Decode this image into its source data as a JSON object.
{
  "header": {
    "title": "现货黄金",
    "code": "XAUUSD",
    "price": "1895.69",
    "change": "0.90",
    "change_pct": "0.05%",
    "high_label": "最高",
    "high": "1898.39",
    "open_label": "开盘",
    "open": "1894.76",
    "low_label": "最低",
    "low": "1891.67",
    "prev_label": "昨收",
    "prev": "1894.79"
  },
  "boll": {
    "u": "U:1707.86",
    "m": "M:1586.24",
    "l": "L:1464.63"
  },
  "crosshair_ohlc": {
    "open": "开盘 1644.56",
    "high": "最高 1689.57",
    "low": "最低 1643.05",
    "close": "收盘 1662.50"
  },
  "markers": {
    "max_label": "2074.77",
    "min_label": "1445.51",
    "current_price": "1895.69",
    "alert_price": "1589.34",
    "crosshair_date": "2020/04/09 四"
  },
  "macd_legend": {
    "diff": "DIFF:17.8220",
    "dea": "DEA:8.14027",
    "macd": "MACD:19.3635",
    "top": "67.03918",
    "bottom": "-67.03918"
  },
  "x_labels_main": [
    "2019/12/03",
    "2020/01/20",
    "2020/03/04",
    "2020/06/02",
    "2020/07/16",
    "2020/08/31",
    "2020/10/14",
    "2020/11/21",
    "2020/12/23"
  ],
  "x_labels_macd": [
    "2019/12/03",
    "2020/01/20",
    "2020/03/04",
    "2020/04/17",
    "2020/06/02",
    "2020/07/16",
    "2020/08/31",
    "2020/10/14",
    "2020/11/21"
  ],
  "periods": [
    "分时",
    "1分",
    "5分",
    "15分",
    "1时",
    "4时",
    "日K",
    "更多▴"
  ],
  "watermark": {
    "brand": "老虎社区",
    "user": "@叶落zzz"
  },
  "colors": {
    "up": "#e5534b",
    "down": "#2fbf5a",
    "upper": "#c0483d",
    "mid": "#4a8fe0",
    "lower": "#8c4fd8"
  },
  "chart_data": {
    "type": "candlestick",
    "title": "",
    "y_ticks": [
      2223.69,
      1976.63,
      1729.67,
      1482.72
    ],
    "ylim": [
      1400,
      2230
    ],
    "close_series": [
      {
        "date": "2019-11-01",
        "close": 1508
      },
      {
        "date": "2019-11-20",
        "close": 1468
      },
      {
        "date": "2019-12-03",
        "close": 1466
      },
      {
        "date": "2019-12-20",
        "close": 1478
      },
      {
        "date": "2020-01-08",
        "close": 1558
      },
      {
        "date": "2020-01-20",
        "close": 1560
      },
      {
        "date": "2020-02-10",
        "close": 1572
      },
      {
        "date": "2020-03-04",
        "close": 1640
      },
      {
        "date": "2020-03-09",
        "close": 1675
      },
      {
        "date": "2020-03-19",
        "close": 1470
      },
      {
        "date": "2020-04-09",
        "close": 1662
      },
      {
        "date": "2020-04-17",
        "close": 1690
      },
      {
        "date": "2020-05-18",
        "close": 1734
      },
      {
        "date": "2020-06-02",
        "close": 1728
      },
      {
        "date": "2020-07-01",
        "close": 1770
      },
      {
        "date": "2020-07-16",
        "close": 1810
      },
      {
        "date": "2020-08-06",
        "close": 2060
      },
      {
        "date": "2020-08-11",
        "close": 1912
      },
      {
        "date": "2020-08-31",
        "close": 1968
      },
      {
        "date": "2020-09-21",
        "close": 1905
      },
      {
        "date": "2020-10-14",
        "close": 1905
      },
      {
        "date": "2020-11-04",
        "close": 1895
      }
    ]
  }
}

════════════════════

» **To be done**
Extract the entries above verbatim.

» **Answer for the task**
Decode this image into its source data as a JSON object.
{
  "header": {
    "title": "现货黄金",
    "code": "XAUUSD",
    "price": "1895.69",
    "change": "0.90",
    "change_pct": "0.05%",
    "high_label": "最高",
    "high": "1898.39",
    "open_label": "开盘",
    "open": "1894.76",
    "low_label": "最低",
    "low": "1891.67",
    "prev_label": "昨收",
    "prev": "1894.79"
  },
  "boll": {
    "u": "U:1707.86",
    "m": "M:1586.24",
    "l": "L:1464.63"
  },
  "crosshair_ohlc": {
    "open": "开盘 1644.56",
    "high": "最高 1689.57",
    "low": "最低 1643.05",
    "close": "收盘 1662.50"
  },
  "markers": {
    "max_label": "2074.77",
    "min_label": "1445.51",
    "current_price": "1895.69",
    "alert_price": "1589.34",
    "crosshair_date": "2020/04/09 四"
  },
  "macd_legend": {
    "diff": "DIFF:17.8220",
    "dea": "DEA:8.14027",
    "macd": "MACD:19.3635",
    "top": "67.03918",
    "bottom": "-67.03918"
  },
  "x_labels_main": [
    "2019/12/03",
    "2020/01/20",
    "2020/03/04",
    "2020/06/02",
    "2020/07/16",
    "2020/08/31",
    "2020/10/14",
    "2020/11/21",
    "2020/12/23"
  ],
  "x_labels_macd": [
    "2019/12/03",
    "2020/01/20",
    "2020/03/04",
    "2020/04/17",
    "2020/06/02",
    "2020/07/16",
    "2020/08/31",
    "2020/10/14",
    "2020/11/21"
  ],
  "periods": [
    "分时",
    "1分",
    "5分",
    "15分",
    "1时",
    "4时",
    "日K",
    "更多▴"
  ],
  "watermark": {
    "brand": "老虎社区",
    "user": "@叶落zzz"
  },
  "colors": {
    "up": "#e5534b",
    "down": "#2fbf5a",
    "upper": "#c0483d",
    "mid": "#4a8fe0",
    "lower": "#8c4fd8"
  },
  "chart_data": {
    "type": "candlestick",
    "title": "",
    "y_ticks": [
      2223.69,
      1976.63,
      1729.67,
      1482.72
    ],
    "ylim": [
      1400,
      2230
    ],
    "close_series": [
      {
        "date": "2019-11-01",
        "close": 1508
      },
      {
        "date": "2019-11-20",
        "close": 1468
      },
      {
        "date": "2019-12-03",
        "close": 1466
      },
      {
        "date": "2019-12-20",
        "close": 1478
      },
      {
        "date": "2020-01-08",
        "close": 1558
      },
      {
        "date": "2020-01-20",
        "close": 1560
      },
      {
        "date": "2020-02-10",
        "close": 1572
      },
      {
        "date": "2020-03-04",
        "close": 1640
      },
      {
        "date": "2020-03-09",
        "close": 1675
      },
      {
        "date": "2020-03-19",
        "close": 1470
      },
      {
        "date": "2020-04-09",
        "close": 1662
      },
      {
        "date": "2020-04-17",
        "close": 1690
      },
      {
        "date": "2020-05-18",
        "close": 1734
      },
      {
        "date": "2020-06-02",
        "close": 1728
      },
      {
        "date": "2020-07-01",
        "close": 1770
      },
      {
        "date": "2020-07-16",
        "close": 1810
      },
      {
        "date": "2020-08-06",
        "close": 2060
      },
      {
        "date": "2020-08-11",
        "close": 1912
      },
      {
        "date": "2020-08-31",
        "close": 1968
      },
      {
        "date": "2020-09-21",
        "close": 1905
      },
      {
        "date": "2020-10-14",
        "close": 1905
      },
      {
        "date": "2020-11-04",
        "close": 1895
      }
    ]
  }
}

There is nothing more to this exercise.